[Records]
_ _ _

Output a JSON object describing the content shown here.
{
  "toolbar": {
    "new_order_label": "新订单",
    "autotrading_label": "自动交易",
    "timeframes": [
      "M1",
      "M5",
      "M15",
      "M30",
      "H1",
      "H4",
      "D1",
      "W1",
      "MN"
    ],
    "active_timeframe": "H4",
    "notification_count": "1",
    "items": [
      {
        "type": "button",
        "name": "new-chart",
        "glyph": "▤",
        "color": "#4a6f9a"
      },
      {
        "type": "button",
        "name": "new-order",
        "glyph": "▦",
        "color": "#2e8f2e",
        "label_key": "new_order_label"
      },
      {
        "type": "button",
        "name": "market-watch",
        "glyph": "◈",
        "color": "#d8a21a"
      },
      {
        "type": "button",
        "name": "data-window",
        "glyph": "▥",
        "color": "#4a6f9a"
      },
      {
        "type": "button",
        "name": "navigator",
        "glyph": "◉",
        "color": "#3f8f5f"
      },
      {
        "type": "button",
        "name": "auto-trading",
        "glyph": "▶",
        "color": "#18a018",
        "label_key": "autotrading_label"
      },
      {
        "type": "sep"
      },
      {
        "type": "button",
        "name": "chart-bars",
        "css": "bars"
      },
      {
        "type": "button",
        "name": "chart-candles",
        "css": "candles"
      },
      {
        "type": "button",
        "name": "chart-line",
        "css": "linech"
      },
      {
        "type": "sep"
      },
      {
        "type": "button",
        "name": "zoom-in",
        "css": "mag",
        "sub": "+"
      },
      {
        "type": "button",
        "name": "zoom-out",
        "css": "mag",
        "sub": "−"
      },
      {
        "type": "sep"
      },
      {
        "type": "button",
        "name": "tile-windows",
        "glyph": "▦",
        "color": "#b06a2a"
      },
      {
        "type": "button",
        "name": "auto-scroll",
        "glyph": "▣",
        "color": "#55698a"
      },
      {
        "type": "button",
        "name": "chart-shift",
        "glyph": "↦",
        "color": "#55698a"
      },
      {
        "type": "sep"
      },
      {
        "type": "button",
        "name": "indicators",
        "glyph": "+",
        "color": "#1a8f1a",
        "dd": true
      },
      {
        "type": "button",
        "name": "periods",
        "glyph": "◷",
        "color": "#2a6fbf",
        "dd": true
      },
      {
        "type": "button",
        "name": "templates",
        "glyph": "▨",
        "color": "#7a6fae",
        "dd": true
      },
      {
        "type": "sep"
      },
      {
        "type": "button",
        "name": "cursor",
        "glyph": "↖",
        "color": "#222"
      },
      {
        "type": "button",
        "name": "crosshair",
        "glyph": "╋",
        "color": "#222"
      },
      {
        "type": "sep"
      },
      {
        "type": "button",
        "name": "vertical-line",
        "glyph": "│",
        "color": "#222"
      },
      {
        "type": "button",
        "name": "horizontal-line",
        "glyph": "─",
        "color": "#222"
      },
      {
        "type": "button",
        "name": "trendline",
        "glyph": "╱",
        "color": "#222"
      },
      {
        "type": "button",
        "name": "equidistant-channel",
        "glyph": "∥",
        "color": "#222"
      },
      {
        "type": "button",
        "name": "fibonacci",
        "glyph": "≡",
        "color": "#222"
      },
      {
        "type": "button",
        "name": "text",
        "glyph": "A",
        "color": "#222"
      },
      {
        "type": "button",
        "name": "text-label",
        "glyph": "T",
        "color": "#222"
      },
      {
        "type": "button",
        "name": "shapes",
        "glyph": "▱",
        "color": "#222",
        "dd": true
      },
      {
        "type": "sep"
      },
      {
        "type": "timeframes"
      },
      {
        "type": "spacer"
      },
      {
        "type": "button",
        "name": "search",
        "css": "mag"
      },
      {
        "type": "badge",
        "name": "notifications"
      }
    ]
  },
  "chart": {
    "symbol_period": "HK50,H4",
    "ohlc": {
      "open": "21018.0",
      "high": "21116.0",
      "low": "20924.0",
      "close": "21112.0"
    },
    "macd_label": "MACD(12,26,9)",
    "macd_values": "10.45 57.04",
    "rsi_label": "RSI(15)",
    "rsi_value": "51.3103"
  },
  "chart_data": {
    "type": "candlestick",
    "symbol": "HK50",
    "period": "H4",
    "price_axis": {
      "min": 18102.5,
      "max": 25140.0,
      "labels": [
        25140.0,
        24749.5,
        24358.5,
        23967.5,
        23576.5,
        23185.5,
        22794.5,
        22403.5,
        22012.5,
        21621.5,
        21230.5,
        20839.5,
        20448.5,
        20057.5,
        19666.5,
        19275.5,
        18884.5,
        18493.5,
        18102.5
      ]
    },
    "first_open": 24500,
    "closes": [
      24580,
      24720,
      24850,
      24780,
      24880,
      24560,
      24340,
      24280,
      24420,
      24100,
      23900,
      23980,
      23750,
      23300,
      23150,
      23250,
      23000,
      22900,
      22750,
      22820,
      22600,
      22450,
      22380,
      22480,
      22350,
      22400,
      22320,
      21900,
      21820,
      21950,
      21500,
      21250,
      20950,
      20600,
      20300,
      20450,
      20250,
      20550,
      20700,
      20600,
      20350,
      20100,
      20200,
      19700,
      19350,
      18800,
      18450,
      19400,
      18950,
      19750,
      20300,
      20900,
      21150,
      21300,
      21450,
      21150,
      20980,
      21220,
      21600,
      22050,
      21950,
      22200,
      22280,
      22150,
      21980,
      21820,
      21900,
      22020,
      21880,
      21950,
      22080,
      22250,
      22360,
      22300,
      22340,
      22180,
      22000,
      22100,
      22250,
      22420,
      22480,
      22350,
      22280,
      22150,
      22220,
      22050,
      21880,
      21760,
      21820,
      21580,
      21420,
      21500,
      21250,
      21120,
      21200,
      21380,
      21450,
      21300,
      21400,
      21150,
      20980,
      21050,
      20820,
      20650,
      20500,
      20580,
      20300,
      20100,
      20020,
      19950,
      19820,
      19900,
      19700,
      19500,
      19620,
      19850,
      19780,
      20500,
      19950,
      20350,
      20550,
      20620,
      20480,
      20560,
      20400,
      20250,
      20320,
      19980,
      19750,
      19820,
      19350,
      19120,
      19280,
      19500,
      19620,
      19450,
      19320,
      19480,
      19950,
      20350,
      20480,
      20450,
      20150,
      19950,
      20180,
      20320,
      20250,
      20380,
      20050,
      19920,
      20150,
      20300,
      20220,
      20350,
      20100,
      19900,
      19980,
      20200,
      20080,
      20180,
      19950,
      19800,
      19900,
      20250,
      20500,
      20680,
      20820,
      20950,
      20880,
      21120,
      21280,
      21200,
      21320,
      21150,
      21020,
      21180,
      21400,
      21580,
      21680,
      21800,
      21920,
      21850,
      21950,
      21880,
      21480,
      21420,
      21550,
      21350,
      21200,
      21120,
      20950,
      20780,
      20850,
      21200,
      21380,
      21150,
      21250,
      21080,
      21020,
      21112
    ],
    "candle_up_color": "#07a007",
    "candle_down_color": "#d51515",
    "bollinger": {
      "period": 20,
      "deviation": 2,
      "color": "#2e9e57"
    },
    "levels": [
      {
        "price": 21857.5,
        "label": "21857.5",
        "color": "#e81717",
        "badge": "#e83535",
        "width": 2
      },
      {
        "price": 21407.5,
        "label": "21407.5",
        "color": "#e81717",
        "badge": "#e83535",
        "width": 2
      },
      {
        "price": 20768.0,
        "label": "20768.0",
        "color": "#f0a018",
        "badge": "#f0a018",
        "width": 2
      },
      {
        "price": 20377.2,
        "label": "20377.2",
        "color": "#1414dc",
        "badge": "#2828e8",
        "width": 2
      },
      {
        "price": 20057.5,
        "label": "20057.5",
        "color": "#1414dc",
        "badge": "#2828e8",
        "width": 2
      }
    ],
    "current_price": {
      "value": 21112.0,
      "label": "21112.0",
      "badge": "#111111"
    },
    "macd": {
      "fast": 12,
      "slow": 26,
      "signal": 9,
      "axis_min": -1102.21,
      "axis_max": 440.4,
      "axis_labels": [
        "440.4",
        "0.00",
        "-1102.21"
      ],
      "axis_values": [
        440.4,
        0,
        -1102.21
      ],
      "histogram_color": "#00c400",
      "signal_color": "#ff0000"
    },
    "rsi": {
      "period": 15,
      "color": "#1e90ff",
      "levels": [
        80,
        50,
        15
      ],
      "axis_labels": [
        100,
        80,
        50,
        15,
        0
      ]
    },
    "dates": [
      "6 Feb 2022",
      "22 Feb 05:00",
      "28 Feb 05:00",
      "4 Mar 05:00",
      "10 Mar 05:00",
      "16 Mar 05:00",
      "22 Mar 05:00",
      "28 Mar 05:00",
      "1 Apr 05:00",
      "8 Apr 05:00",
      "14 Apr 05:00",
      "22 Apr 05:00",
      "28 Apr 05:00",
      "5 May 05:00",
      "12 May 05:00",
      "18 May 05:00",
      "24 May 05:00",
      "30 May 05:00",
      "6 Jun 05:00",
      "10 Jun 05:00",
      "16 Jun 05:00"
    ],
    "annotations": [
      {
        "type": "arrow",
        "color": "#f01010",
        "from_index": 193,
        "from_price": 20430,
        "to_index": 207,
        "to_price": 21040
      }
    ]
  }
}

_ _ _

Identify all lines where the word "badge" shows up. Copy them.

§ Answer for the task
        "type": "badge",
        "badge": "#e83535",
        "badge": "#e83535",
        "badge": "#f0a018",
        "badge": "#2828e8",
        "badge": "#2828e8",
      "badge": "#111111"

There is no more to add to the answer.